- DIRECTIVE
What is the number of lines holding the word "computing"? Give that number alone.

- ITEMS
((

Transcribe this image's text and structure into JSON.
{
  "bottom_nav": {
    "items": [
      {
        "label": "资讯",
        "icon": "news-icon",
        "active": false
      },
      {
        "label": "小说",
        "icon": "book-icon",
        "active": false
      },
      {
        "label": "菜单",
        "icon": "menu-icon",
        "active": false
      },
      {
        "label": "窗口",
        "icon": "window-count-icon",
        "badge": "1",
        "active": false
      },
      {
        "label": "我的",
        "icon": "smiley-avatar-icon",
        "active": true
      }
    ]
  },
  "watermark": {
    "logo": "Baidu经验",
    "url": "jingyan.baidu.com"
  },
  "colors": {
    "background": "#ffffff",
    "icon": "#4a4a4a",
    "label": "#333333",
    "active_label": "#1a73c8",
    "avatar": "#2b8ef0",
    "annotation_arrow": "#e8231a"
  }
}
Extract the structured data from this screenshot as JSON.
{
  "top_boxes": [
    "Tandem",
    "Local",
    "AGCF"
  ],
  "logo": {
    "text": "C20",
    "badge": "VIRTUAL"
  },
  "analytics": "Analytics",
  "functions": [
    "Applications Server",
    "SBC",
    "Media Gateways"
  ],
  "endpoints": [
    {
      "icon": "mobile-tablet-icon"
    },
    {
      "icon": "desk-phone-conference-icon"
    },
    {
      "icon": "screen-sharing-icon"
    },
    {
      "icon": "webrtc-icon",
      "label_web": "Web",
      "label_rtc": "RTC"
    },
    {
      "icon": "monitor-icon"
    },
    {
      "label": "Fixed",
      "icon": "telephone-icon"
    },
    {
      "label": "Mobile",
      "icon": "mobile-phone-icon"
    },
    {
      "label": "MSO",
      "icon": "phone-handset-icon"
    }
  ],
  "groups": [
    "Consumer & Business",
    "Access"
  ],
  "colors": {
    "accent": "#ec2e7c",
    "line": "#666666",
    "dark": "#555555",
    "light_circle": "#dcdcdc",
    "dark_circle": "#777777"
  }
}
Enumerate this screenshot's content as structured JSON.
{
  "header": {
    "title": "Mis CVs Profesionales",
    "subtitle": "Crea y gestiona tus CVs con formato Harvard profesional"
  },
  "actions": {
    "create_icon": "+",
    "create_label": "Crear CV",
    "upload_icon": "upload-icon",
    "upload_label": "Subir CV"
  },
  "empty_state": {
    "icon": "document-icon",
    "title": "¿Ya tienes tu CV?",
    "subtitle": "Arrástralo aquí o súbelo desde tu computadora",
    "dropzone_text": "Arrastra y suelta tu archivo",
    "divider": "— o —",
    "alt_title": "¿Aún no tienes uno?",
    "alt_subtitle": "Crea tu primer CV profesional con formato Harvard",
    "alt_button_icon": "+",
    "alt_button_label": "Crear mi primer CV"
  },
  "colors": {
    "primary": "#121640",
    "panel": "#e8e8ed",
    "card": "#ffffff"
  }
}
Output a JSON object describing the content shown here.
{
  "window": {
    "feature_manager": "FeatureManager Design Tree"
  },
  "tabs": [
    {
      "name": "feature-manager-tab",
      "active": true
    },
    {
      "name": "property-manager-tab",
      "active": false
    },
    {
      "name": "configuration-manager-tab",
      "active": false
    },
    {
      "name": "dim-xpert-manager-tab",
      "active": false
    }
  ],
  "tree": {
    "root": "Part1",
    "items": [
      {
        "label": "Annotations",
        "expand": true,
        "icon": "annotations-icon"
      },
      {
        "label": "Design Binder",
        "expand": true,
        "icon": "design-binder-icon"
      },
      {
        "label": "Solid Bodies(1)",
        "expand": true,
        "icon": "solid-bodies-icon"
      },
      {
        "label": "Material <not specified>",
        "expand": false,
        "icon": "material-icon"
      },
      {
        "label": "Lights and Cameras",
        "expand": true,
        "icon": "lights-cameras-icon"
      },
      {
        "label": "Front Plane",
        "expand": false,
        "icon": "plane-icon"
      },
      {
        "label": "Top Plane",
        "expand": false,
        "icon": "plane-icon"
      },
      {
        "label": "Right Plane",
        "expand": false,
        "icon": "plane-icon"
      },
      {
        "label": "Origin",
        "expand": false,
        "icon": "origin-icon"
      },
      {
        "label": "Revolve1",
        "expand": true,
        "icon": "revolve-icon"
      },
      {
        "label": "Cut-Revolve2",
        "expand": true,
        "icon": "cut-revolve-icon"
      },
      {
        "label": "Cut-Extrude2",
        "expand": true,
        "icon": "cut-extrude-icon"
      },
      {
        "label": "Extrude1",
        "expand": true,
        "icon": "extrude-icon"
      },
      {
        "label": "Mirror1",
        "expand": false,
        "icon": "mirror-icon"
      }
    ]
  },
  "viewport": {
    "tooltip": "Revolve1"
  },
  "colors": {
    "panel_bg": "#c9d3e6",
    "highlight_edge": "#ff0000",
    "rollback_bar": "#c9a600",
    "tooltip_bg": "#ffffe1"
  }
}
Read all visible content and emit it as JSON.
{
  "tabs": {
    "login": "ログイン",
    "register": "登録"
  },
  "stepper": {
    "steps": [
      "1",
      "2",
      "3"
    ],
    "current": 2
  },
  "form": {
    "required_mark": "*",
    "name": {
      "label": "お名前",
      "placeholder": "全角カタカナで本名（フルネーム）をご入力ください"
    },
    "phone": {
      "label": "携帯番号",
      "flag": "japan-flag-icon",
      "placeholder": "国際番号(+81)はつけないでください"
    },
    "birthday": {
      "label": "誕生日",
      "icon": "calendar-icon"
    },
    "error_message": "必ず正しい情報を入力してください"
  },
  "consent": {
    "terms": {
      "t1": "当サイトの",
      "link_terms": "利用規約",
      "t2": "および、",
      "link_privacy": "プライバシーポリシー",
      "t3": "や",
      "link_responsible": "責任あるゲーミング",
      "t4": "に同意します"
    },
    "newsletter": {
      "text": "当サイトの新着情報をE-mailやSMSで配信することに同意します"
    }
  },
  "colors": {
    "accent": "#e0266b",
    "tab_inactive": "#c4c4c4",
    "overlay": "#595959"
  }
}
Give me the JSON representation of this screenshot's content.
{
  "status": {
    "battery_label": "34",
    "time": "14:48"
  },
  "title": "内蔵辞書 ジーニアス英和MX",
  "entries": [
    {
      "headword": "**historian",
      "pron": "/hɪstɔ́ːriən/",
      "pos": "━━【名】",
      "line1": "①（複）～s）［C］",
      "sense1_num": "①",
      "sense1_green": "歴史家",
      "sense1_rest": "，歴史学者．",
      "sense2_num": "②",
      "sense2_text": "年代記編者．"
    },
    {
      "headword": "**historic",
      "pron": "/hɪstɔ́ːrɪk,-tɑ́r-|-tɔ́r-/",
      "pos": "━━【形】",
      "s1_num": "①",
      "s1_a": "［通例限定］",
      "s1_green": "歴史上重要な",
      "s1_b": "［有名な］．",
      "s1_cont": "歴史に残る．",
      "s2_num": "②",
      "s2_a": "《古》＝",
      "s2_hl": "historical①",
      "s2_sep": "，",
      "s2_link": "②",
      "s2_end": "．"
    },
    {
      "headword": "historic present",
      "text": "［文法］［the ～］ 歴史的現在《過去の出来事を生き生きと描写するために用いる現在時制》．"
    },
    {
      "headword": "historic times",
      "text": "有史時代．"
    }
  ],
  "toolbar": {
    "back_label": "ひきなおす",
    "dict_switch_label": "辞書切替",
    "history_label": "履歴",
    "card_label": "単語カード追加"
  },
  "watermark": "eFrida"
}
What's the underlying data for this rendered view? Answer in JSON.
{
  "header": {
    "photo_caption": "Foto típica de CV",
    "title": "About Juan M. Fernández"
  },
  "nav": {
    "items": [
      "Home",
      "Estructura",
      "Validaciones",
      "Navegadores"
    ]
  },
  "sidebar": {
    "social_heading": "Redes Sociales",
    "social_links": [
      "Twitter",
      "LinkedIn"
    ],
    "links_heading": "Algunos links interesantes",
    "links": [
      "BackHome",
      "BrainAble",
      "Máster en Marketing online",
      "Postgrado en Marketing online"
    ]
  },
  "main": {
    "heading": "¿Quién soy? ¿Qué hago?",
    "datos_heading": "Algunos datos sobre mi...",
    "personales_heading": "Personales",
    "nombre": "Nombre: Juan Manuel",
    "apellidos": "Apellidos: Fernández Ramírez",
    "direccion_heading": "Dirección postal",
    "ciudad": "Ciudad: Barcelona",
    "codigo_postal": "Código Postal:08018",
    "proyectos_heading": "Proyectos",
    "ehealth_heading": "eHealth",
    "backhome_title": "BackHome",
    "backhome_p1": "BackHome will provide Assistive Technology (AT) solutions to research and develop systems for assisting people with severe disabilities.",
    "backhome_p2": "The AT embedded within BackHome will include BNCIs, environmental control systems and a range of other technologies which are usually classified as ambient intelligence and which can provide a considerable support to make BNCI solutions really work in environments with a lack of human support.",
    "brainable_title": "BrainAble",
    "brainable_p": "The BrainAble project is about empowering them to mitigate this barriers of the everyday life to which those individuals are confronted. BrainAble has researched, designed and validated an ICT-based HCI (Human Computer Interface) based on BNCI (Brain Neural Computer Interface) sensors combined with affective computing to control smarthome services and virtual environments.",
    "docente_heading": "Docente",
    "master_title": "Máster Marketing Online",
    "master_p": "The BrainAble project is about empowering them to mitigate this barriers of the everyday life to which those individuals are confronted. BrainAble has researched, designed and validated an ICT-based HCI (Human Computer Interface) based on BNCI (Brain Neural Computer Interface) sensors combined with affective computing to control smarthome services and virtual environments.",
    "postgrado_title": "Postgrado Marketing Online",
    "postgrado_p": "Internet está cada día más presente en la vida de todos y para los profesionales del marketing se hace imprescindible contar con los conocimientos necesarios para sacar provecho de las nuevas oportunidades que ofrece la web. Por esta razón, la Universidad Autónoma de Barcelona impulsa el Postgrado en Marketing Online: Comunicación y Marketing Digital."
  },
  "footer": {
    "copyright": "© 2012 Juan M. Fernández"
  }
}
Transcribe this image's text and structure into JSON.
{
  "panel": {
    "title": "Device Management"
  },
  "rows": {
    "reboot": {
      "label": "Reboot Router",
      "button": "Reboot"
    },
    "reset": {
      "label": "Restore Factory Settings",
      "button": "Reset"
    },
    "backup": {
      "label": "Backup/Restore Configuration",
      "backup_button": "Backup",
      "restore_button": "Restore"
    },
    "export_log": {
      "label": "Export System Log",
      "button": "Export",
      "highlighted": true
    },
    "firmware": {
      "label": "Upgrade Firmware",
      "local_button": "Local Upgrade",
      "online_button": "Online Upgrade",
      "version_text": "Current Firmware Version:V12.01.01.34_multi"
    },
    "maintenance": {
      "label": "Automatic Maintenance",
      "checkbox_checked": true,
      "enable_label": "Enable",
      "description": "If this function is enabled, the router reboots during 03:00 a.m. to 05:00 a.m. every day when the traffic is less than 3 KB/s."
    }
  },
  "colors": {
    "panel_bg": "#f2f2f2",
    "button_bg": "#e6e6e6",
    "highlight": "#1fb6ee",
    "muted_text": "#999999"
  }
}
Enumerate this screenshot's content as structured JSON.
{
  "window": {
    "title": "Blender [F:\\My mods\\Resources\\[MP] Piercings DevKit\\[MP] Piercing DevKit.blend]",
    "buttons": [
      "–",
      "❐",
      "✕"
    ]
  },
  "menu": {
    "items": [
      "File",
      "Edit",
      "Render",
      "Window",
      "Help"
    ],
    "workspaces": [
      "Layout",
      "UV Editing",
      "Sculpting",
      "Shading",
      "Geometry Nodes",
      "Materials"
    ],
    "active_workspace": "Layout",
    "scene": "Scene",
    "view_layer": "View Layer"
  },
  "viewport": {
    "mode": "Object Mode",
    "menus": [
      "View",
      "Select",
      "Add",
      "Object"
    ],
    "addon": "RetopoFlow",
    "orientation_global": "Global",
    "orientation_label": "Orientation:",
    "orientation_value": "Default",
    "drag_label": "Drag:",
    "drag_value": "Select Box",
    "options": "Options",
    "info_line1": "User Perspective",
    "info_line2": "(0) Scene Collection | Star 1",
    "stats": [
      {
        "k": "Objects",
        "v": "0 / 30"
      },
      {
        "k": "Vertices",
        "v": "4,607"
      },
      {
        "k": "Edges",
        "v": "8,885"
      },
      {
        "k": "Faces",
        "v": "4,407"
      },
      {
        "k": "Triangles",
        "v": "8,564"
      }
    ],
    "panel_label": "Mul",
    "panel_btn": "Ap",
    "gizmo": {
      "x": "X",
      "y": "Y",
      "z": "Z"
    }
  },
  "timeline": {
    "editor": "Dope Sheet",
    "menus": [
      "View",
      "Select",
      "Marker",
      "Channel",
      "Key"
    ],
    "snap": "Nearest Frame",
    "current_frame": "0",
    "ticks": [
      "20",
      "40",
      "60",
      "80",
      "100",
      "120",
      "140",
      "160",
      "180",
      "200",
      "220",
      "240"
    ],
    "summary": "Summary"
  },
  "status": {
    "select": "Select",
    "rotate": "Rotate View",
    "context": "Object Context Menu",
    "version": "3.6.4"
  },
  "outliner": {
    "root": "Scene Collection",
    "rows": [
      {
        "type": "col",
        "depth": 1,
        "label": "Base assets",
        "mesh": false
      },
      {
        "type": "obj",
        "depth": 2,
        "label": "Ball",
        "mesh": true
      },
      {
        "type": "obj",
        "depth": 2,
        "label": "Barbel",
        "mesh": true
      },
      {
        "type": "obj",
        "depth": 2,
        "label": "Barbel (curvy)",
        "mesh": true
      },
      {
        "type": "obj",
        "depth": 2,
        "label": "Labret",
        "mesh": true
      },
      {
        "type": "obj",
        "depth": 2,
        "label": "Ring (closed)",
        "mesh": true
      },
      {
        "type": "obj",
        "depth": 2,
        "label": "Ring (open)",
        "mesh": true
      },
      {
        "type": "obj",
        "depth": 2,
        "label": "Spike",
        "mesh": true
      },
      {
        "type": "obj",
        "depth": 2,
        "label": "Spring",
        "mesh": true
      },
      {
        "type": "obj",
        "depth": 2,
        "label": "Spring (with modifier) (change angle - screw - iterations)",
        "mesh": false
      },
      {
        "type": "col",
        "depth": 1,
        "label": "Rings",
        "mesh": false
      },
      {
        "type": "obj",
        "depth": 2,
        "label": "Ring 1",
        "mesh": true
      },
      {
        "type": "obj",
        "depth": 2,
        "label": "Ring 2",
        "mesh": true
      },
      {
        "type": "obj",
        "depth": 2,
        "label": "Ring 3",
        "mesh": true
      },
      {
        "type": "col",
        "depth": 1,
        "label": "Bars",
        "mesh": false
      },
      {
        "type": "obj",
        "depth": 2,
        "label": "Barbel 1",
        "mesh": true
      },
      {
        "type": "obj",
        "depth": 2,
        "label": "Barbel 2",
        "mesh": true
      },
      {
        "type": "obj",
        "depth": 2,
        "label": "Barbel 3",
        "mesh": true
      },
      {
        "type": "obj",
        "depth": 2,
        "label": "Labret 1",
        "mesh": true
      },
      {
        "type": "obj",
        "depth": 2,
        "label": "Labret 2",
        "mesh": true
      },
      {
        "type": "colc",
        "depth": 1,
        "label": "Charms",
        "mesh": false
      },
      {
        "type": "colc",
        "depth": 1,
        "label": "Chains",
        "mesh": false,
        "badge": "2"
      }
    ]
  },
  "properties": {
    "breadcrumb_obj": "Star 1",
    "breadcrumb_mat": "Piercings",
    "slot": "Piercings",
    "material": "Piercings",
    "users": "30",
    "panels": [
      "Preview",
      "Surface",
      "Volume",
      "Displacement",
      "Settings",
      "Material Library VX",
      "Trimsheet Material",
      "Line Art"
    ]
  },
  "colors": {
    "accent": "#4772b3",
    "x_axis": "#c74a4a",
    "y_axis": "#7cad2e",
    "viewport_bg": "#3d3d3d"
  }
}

))

- REPLY TO THE EXERCISE
2